> [Passage provided]
::::::

OT: on IDEs and code writing on steroids
ao at pathlink.com
Tue May 19 13:58:04 PDT 2009
Reply to Yigal,
> BCS wrote:
>> Reply to Daniel,
>>> Yigal Chripun wrote:
>>>> BCS wrote:
>>>>>> one other thing, this thread discusses also the VS project files.
>>>>>> This is completely irrelevant. those XML files are VS specific
>>>>>> and their complexity is MS' problem. Nothing prevents a developer
>>>>>> from using different build tools like make, rake or scons with
>>>>>> their C# sources since VS comes with a command line compiler. the
>>>>>> issue is not the build tool but rather the compilation model
>>>>> I think you are in error here as the c# files don't contain enough
>>>>> information for the compiler to know where to resolve symbols. You
>>>>> might be able to get away with throwing every single
>>>>> .cs/.dll/whatever file in the project at the compiler all at once.
>>>>> (Now if you want to talk about archaic!) Aside from that, how can
>>>>> it find meta-data for your types?
>>>> you're mistaken since there are build tools that support C#. I
>>>> think I saw this in Scons last time I looked.
>>> Maybe you should back up your statements instead of just guessing.
>>> Oh look, you have to list all the source files because C# source
>>> files *do not contain enough information*.

::::::

In the mailing-list post, which build tools are named as options a developer could use with C# sources instead of VS? The records that follow come from a different source than the mailing-list post.

> [Stored records]
::::::

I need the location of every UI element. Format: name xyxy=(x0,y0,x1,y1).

::::::

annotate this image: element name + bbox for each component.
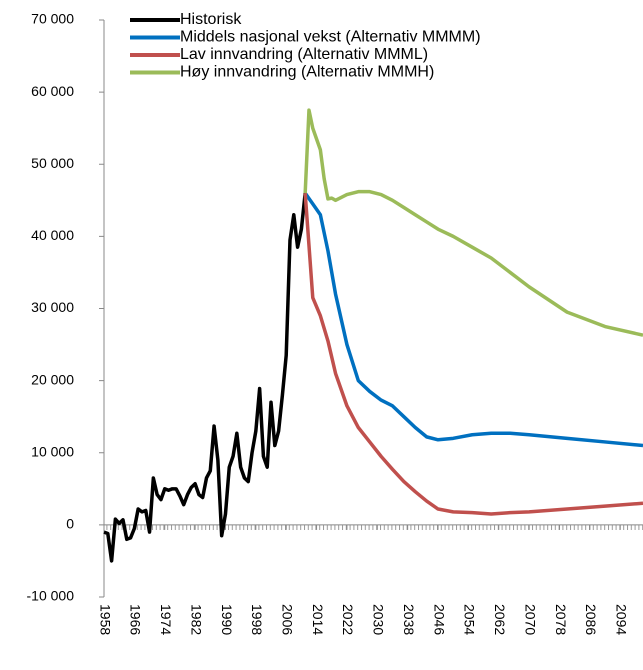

::::::

> [Complete answer]
Make, rake, or scons.